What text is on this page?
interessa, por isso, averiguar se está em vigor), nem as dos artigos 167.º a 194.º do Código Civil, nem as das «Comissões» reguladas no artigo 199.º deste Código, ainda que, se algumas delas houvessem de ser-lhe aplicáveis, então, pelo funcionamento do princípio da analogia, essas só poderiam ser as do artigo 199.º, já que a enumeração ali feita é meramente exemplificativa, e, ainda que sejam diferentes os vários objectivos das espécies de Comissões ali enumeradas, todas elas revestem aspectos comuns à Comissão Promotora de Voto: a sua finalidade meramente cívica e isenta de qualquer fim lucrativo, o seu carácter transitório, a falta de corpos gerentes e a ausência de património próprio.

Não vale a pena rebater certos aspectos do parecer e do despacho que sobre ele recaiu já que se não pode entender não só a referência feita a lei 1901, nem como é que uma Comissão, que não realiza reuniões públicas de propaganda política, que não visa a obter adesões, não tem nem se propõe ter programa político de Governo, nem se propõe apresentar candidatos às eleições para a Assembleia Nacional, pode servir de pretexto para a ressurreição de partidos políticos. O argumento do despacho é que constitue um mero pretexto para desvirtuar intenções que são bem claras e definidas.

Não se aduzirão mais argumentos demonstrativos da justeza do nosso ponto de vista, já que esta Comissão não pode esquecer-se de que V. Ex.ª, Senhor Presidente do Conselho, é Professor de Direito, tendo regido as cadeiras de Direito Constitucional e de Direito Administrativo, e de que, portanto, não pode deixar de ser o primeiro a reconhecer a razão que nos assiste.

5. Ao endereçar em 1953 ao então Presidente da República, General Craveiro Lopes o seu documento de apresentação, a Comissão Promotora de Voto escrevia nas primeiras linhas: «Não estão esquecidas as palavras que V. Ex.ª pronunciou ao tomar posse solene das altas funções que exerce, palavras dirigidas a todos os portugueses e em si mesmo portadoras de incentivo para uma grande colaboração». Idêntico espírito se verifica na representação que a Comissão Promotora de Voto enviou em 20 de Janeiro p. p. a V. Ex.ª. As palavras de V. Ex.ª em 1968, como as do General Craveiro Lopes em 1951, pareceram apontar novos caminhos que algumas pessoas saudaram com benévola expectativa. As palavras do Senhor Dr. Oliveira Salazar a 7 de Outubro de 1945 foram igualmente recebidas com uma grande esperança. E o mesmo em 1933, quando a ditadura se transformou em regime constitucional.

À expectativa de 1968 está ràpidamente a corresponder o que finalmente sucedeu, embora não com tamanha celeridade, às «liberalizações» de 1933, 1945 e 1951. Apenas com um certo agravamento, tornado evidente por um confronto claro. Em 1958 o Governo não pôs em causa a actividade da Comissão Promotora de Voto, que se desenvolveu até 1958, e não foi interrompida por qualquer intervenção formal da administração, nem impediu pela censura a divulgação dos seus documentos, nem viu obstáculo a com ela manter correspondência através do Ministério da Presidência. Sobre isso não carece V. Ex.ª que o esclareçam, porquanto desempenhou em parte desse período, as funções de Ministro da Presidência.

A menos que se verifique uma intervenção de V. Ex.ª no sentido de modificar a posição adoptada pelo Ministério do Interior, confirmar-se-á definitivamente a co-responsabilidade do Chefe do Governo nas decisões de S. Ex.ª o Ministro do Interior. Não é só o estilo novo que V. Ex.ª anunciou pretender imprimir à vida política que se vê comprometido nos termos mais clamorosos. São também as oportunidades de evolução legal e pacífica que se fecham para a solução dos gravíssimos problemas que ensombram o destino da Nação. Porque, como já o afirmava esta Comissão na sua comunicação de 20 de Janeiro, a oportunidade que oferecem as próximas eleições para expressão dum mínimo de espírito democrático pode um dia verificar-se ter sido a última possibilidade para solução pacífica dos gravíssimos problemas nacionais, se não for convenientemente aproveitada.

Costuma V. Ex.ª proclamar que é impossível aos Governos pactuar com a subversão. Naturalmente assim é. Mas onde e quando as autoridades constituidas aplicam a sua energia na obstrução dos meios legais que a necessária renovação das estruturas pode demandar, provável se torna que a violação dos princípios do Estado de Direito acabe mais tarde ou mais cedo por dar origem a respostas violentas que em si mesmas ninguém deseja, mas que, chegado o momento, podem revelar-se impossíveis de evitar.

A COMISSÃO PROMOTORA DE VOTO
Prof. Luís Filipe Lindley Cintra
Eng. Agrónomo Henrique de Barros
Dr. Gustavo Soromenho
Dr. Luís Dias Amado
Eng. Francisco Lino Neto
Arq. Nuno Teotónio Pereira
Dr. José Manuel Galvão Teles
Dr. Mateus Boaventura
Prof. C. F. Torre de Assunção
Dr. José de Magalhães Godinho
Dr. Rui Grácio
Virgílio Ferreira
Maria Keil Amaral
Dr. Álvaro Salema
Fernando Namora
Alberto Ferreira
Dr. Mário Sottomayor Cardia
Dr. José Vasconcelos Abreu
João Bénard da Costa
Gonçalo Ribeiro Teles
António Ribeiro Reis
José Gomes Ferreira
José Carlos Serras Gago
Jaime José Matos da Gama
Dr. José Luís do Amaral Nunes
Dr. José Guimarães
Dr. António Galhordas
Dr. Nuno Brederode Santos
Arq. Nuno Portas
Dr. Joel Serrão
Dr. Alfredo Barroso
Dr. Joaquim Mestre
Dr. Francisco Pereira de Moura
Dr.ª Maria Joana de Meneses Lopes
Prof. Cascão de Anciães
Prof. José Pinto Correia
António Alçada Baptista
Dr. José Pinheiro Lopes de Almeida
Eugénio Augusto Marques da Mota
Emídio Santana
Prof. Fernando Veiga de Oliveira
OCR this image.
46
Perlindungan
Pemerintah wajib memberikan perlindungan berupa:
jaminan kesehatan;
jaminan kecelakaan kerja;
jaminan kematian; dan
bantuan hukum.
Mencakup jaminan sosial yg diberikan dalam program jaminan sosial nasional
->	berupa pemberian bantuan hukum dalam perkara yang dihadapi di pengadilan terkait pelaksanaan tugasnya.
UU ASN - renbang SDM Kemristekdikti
--------------------
▶ [SET PROBLEM]: Pick out every line above that holds the word "Ferreira" and copy it.

▶ [ANSWER TO THE EXERCISE]:
Virgílio Ferreira
Alberto Ferreira
José Gomes Ferreira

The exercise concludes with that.